YOUR INSTRUCTIONS:
Restate the complete material exactly.
● ● ●
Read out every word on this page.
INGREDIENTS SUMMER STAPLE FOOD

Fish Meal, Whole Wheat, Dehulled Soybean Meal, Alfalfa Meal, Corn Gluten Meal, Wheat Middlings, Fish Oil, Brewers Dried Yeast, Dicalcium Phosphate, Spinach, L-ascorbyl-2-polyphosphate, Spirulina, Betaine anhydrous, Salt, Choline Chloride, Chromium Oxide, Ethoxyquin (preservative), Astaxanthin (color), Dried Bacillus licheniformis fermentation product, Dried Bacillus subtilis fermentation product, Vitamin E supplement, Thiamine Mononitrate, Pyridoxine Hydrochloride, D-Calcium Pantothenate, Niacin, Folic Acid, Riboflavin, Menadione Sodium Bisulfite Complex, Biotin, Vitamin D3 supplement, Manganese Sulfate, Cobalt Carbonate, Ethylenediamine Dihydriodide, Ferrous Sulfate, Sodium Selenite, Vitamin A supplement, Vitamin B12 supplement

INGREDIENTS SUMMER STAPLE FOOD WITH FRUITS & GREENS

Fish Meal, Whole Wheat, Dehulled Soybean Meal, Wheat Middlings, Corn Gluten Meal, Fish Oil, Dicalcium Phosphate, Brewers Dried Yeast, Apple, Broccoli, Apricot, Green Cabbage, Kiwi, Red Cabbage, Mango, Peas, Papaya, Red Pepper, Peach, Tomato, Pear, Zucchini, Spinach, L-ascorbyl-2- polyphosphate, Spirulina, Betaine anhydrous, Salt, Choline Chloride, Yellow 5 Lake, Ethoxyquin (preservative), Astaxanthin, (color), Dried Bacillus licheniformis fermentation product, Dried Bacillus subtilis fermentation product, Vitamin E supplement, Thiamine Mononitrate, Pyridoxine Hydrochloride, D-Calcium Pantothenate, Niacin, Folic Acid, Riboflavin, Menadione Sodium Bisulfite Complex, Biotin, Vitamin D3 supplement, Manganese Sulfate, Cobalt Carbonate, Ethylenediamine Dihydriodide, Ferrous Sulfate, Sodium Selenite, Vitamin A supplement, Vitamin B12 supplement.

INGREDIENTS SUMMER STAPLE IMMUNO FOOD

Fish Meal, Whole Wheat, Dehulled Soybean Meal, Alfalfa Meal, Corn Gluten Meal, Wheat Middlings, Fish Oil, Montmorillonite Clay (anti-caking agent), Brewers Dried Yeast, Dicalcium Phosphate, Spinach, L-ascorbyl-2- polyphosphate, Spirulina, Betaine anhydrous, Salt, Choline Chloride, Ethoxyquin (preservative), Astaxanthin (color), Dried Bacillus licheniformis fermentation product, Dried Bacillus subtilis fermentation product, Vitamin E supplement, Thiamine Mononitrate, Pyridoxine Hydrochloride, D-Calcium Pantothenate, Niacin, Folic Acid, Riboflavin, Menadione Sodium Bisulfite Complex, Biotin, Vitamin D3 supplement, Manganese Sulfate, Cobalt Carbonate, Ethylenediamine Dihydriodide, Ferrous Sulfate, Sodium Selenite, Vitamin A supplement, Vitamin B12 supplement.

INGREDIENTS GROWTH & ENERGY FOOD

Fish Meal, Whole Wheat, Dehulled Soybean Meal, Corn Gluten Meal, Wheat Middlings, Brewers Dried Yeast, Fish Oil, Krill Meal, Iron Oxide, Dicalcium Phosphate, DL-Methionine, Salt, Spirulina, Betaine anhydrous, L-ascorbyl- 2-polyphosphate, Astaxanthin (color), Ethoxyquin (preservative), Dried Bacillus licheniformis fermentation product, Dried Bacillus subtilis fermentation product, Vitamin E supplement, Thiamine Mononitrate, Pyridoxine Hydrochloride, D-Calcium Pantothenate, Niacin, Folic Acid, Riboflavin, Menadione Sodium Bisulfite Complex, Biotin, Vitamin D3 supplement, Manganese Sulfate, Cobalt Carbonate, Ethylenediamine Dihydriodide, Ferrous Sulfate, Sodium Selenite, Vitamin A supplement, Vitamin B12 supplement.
● ● ●
SOLUTION FOR THIS TASK:
Read out every word on this page.
INGREDIENTS SUMMER STAPLE FOOD

Fish Meal, Whole Wheat, Dehulled Soybean Meal, Alfalfa Meal, Corn Gluten Meal, Wheat Middlings, Fish Oil, Brewers Dried Yeast, Dicalcium Phosphate, Spinach, L-ascorbyl-2-polyphosphate, Spirulina, Betaine anhydrous, Salt, Choline Chloride, Chromium Oxide, Ethoxyquin (preservative), Astaxanthin (color), Dried Bacillus licheniformis fermentation product, Dried Bacillus subtilis fermentation product, Vitamin E supplement, Thiamine Mononitrate, Pyridoxine Hydrochloride, D-Calcium Pantothenate, Niacin, Folic Acid, Riboflavin, Menadione Sodium Bisulfite Complex, Biotin, Vitamin D3 supplement, Manganese Sulfate, Cobalt Carbonate, Ethylenediamine Dihydriodide, Ferrous Sulfate, Sodium Selenite, Vitamin A supplement, Vitamin B12 supplement

INGREDIENTS SUMMER STAPLE FOOD WITH FRUITS & GREENS

Fish Meal, Whole Wheat, Dehulled Soybean Meal, Wheat Middlings, Corn Gluten Meal, Fish Oil, Dicalcium Phosphate, Brewers Dried Yeast, Apple, Broccoli, Apricot, Green Cabbage, Kiwi, Red Cabbage, Mango, Peas, Papaya, Red Pepper, Peach, Tomato, Pear, Zucchini, Spinach, L-ascorbyl-2- polyphosphate, Spirulina, Betaine anhydrous, Salt, Choline Chloride, Yellow 5 Lake, Ethoxyquin (preservative), Astaxanthin, (color), Dried Bacillus licheniformis fermentation product, Dried Bacillus subtilis fermentation product, Vitamin E supplement, Thiamine Mononitrate, Pyridoxine Hydrochloride, D-Calcium Pantothenate, Niacin, Folic Acid, Riboflavin, Menadione Sodium Bisulfite Complex, Biotin, Vitamin D3 supplement, Manganese Sulfate, Cobalt Carbonate, Ethylenediamine Dihydriodide, Ferrous Sulfate, Sodium Selenite, Vitamin A supplement, Vitamin B12 supplement.

INGREDIENTS SUMMER STAPLE IMMUNO FOOD

Fish Meal, Whole Wheat, Dehulled Soybean Meal, Alfalfa Meal, Corn Gluten Meal, Wheat Middlings, Fish Oil, Montmorillonite Clay (anti-caking agent), Brewers Dried Yeast, Dicalcium Phosphate, Spinach, L-ascorbyl-2- polyphosphate, Spirulina, Betaine anhydrous, Salt, Choline Chloride, Ethoxyquin (preservative), Astaxanthin (color), Dried Bacillus licheniformis fermentation product, Dried Bacillus subtilis fermentation product, Vitamin E supplement, Thiamine Mononitrate, Pyridoxine Hydrochloride, D-Calcium Pantothenate, Niacin, Folic Acid, Riboflavin, Menadione Sodium Bisulfite Complex, Biotin, Vitamin D3 supplement, Manganese Sulfate, Cobalt Carbonate, Ethylenediamine Dihydriodide, Ferrous Sulfate, Sodium Selenite, Vitamin A supplement, Vitamin B12 supplement.

INGREDIENTS GROWTH & ENERGY FOOD

Fish Meal, Whole Wheat, Dehulled Soybean Meal, Corn Gluten Meal, Wheat Middlings, Brewers Dried Yeast, Fish Oil, Krill Meal, Iron Oxide, Dicalcium Phosphate, DL-Methionine, Salt, Spirulina, Betaine anhydrous, L-ascorbyl- 2-polyphosphate, Astaxanthin (color), Ethoxyquin (preservative), Dried Bacillus licheniformis fermentation product, Dried Bacillus subtilis fermentation product, Vitamin E supplement, Thiamine Mononitrate, Pyridoxine Hydrochloride, D-Calcium Pantothenate, Niacin, Folic Acid, Riboflavin, Menadione Sodium Bisulfite Complex, Biotin, Vitamin D3 supplement, Manganese Sulfate, Cobalt Carbonate, Ethylenediamine Dihydriodide, Ferrous Sulfate, Sodium Selenite, Vitamin A supplement, Vitamin B12 supplement.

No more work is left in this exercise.